* What the task asks *
Search the listing for the string "right" and copy every line that contains it.

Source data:
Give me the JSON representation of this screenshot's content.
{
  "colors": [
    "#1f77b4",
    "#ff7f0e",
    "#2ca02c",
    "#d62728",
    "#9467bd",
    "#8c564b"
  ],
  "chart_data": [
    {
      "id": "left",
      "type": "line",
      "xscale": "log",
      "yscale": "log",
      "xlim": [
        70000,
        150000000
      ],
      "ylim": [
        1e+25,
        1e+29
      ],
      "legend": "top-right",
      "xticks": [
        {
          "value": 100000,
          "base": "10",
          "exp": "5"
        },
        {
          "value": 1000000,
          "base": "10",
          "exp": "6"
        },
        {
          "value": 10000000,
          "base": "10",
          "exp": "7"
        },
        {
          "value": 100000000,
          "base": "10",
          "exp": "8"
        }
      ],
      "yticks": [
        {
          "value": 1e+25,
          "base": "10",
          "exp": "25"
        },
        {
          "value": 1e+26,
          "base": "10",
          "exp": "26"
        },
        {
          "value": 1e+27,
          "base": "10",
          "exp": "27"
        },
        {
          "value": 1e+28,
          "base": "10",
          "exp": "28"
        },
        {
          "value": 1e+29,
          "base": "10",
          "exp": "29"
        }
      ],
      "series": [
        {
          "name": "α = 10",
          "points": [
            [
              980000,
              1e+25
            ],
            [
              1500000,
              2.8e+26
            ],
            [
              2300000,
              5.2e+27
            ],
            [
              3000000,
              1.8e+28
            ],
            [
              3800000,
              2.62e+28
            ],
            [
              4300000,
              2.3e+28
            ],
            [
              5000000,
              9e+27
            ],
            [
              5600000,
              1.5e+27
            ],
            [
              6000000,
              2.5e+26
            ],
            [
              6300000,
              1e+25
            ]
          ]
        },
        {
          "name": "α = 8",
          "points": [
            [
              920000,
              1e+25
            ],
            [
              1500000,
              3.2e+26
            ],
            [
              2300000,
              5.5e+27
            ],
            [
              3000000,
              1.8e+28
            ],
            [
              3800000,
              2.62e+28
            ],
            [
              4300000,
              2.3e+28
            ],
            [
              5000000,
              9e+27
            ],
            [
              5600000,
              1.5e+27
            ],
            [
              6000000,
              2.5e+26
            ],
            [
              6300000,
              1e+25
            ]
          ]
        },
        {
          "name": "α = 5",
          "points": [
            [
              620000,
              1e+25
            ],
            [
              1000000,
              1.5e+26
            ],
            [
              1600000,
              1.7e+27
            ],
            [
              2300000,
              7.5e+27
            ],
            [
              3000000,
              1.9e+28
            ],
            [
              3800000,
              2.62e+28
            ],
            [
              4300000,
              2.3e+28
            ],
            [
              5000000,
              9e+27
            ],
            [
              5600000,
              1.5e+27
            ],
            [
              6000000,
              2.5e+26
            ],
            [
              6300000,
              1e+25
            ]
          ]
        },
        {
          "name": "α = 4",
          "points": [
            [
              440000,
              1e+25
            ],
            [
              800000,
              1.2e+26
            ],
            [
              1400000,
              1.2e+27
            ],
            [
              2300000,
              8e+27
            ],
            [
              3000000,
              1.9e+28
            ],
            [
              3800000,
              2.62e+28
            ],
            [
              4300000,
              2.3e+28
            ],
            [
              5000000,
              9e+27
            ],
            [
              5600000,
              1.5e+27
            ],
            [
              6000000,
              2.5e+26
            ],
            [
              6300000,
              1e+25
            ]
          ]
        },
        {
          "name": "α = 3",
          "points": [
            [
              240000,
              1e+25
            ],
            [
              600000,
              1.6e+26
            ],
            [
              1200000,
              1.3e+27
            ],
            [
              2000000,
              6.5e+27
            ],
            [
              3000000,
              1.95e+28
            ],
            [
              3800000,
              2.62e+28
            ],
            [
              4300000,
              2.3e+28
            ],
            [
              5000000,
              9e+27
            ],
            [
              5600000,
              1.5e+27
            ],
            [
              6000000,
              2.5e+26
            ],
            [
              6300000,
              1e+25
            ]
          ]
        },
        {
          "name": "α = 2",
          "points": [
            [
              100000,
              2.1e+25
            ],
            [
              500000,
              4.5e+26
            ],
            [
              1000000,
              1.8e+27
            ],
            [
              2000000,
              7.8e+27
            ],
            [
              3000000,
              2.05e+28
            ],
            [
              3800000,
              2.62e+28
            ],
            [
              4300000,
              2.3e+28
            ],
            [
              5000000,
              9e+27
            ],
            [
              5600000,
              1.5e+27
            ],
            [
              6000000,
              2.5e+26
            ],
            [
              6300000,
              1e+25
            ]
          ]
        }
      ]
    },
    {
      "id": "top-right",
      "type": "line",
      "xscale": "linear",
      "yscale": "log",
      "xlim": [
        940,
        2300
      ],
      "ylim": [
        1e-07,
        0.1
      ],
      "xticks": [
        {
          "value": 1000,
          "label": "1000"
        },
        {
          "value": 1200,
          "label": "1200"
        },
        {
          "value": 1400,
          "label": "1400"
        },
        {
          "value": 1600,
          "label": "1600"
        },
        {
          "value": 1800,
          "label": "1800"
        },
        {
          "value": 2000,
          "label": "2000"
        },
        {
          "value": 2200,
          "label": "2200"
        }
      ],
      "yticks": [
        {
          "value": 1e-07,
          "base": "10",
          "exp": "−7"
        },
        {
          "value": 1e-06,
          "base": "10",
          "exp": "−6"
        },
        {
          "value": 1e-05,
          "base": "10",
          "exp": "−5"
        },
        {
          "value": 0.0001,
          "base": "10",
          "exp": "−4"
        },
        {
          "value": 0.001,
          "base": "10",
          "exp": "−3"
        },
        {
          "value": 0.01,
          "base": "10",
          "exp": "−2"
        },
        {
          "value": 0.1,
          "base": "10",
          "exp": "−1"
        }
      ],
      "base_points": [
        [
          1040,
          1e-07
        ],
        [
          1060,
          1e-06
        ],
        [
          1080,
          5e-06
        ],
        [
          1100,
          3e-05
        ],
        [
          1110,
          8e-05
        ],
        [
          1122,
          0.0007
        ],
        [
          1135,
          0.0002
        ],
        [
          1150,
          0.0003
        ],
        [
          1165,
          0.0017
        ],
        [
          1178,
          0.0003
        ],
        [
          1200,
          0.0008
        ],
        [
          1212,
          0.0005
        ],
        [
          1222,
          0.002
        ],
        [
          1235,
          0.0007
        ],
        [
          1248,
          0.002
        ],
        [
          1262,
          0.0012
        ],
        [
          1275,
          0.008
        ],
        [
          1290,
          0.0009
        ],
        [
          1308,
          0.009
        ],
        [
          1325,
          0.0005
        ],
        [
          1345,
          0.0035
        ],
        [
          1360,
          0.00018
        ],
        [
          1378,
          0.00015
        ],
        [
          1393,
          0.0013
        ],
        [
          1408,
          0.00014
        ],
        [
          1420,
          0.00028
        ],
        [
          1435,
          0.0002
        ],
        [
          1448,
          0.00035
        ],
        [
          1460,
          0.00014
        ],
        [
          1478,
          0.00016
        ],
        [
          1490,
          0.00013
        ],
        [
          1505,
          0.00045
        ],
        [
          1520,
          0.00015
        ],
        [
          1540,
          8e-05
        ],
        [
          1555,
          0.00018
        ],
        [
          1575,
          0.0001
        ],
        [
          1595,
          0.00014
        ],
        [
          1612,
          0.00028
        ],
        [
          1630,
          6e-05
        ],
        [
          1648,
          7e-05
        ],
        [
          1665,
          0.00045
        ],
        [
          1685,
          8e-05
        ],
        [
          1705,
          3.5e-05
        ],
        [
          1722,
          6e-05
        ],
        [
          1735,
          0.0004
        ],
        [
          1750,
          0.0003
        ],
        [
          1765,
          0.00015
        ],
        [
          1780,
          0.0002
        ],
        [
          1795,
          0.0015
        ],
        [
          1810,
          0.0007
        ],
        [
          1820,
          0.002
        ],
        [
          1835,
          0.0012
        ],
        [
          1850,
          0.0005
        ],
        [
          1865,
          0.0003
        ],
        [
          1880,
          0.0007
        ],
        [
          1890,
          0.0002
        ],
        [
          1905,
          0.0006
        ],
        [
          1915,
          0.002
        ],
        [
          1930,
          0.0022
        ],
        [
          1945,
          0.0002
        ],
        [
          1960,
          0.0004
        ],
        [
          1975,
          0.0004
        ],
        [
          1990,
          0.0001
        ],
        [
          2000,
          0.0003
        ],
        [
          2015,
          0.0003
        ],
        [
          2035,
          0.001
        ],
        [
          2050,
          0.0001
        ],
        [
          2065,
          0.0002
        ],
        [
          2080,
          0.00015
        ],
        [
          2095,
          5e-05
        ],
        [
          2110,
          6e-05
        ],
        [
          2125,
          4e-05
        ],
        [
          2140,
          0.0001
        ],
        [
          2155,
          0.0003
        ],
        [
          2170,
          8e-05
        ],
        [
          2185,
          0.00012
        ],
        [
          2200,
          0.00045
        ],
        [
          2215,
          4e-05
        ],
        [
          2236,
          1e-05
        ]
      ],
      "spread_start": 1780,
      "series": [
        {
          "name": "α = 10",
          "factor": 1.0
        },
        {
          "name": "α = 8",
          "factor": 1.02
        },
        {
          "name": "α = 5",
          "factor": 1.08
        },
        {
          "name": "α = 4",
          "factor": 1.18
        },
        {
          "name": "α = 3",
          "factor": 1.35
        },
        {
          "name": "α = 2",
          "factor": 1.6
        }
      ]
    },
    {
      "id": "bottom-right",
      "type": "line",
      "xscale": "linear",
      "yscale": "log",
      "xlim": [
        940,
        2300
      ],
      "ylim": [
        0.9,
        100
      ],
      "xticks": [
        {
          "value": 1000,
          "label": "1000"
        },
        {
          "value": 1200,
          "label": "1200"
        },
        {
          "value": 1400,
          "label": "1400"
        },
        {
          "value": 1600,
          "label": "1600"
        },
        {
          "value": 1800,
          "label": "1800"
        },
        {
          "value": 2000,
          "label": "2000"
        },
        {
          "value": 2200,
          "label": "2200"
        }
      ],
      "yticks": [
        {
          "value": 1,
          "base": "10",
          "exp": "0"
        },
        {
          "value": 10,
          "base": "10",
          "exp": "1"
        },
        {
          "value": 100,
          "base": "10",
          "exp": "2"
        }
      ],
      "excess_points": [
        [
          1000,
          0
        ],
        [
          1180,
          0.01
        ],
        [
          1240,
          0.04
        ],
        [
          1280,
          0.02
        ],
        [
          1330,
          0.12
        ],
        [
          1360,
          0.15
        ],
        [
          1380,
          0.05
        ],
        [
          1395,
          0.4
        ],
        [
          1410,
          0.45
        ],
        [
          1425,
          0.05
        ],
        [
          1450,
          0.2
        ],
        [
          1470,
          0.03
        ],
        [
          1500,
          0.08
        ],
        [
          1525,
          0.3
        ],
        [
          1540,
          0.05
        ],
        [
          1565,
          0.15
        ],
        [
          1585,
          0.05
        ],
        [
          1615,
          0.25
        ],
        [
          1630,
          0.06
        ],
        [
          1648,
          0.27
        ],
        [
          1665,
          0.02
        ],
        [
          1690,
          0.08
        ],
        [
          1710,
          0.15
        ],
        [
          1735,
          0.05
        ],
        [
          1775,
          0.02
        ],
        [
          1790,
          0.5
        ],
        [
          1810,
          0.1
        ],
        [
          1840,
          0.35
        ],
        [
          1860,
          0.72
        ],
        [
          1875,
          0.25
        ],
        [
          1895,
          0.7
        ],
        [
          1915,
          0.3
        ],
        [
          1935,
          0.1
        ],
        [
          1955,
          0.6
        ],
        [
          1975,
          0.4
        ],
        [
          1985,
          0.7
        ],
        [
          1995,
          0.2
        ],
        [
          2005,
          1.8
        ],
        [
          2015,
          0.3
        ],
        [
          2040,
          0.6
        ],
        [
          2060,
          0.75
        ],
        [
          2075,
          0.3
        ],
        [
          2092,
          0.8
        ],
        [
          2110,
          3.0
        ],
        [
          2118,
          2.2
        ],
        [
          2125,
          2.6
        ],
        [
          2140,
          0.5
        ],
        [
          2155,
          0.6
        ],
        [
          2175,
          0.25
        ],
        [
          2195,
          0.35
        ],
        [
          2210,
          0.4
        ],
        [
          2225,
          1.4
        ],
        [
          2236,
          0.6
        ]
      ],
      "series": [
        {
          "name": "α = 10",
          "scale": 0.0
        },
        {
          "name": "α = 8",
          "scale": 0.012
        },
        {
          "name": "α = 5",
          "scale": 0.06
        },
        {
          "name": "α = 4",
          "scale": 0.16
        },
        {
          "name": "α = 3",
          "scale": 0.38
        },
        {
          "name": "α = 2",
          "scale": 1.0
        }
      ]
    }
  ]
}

* Written solution *
      "legend": "top-right",
      "id": "top-right",
      "id": "bottom-right",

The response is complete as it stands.